● **Written task**
Search the material for the word "waived" and report each line where it turns up.

Figure record listings

- - - - -

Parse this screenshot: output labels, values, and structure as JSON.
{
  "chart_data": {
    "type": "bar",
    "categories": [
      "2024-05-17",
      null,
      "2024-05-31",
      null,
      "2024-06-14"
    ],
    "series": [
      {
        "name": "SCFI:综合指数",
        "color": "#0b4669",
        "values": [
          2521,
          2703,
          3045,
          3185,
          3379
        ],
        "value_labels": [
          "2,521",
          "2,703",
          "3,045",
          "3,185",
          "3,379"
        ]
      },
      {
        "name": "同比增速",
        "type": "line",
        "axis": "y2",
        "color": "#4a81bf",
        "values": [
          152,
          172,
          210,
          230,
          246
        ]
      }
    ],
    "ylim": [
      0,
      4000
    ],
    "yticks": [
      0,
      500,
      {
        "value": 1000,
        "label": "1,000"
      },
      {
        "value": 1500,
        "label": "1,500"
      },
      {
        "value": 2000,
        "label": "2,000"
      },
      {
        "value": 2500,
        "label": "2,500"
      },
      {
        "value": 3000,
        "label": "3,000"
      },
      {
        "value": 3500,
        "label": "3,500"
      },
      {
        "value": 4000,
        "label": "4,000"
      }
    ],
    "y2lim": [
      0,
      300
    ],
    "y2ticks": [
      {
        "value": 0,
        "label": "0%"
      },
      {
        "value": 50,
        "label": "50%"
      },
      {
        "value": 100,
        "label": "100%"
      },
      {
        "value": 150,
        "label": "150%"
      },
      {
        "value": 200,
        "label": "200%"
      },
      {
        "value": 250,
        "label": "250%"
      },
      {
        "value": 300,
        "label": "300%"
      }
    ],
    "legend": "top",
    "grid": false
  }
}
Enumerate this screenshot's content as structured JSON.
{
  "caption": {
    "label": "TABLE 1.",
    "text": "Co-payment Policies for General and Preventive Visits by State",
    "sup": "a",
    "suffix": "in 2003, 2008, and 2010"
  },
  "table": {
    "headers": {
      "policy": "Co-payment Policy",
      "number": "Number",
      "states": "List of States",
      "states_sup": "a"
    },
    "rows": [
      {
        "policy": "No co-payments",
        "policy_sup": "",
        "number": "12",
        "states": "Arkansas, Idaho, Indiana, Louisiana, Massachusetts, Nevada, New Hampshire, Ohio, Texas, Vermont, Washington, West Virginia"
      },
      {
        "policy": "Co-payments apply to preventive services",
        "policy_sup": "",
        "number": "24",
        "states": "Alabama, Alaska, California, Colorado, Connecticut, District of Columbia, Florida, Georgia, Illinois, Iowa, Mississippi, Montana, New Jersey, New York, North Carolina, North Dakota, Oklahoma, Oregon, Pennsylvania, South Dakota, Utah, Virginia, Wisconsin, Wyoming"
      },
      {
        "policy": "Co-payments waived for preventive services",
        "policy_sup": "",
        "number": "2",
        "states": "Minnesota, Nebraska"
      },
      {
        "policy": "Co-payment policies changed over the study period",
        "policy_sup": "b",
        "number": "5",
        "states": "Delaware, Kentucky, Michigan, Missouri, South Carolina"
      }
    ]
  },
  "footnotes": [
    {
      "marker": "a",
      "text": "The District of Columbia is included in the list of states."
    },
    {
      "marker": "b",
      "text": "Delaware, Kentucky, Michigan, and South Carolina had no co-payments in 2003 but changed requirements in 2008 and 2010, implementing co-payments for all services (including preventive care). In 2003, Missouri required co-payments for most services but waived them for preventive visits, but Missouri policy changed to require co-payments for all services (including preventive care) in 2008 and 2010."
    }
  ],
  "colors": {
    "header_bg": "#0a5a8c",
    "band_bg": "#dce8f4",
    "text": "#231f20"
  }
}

- - - - -

● **Worked solution**
        "policy": "Co-payments waived for preventive services",
      "text": "Delaware, Kentucky, Michigan, and South Carolina had no co-payments in 2003 but changed requirements in 2008 and 2010, implementing co-payments for all services (including preventive care). In 2003, Missouri required co-payments for most services but waived them for preventive visits, but Missouri policy changed to require co-payments for all services (including preventive care) in 2008 and 2010."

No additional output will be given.